++++ GIVEN ENTRIES

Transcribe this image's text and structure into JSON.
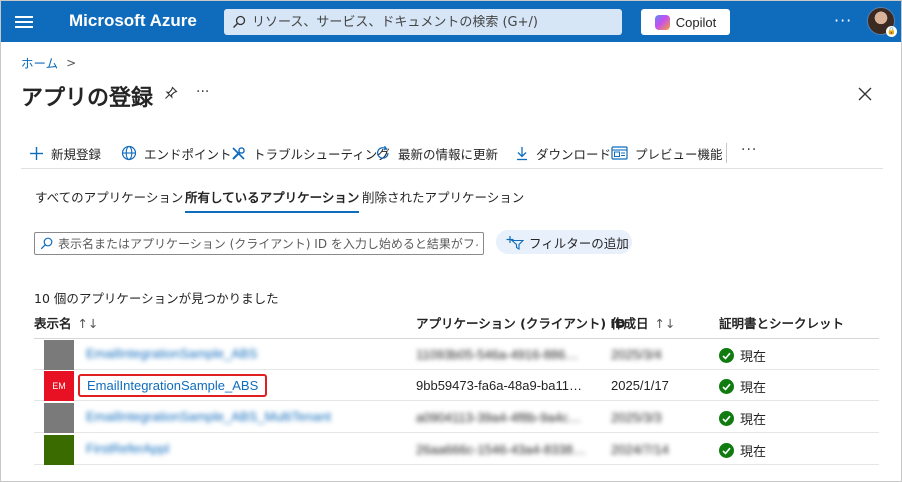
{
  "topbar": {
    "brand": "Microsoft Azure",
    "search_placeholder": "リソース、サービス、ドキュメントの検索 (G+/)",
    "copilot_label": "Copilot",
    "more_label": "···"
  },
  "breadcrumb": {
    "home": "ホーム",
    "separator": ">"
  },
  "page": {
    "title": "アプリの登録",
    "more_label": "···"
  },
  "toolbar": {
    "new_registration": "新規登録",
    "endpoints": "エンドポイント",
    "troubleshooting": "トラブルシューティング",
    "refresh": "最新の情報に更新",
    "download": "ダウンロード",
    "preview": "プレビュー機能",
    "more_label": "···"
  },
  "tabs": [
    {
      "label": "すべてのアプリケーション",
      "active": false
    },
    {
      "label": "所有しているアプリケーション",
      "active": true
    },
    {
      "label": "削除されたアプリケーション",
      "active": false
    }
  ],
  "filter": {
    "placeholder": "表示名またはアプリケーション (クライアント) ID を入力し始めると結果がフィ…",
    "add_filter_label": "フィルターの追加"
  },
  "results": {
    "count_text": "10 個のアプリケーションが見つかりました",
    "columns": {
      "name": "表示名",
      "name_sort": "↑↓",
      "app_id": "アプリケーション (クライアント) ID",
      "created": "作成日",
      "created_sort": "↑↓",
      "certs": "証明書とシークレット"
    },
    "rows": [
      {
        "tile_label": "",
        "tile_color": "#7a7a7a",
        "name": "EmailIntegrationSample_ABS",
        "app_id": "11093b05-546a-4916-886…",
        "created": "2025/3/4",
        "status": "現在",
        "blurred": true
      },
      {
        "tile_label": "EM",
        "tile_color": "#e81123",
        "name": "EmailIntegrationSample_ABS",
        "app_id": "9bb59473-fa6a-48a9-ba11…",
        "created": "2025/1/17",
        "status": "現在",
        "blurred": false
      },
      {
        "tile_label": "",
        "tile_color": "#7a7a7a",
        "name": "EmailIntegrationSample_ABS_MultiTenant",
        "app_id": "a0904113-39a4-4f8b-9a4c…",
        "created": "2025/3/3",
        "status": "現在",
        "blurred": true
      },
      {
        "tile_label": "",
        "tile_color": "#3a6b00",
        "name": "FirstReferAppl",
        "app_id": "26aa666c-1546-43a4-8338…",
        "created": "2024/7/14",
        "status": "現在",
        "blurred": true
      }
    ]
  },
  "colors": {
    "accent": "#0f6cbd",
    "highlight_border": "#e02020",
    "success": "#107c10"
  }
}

++++++++
++++ GIVEN ENTRIES

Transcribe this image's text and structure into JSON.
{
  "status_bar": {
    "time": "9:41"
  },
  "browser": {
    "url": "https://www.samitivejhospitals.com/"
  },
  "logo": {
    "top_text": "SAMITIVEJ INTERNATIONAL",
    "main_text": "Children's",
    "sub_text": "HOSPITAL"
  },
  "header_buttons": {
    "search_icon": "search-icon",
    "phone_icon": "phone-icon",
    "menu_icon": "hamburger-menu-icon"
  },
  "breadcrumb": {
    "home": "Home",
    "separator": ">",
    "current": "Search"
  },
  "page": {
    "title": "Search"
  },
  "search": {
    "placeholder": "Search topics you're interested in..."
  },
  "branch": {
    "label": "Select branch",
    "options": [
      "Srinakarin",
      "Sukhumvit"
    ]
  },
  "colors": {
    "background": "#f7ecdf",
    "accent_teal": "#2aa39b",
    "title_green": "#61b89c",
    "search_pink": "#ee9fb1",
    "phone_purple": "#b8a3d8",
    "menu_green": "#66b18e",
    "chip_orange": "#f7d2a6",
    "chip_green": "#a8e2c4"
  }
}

++++++++

State the count of lines that contain the string "icon". Nothing else is needed.

FINISHED ANSWER →
3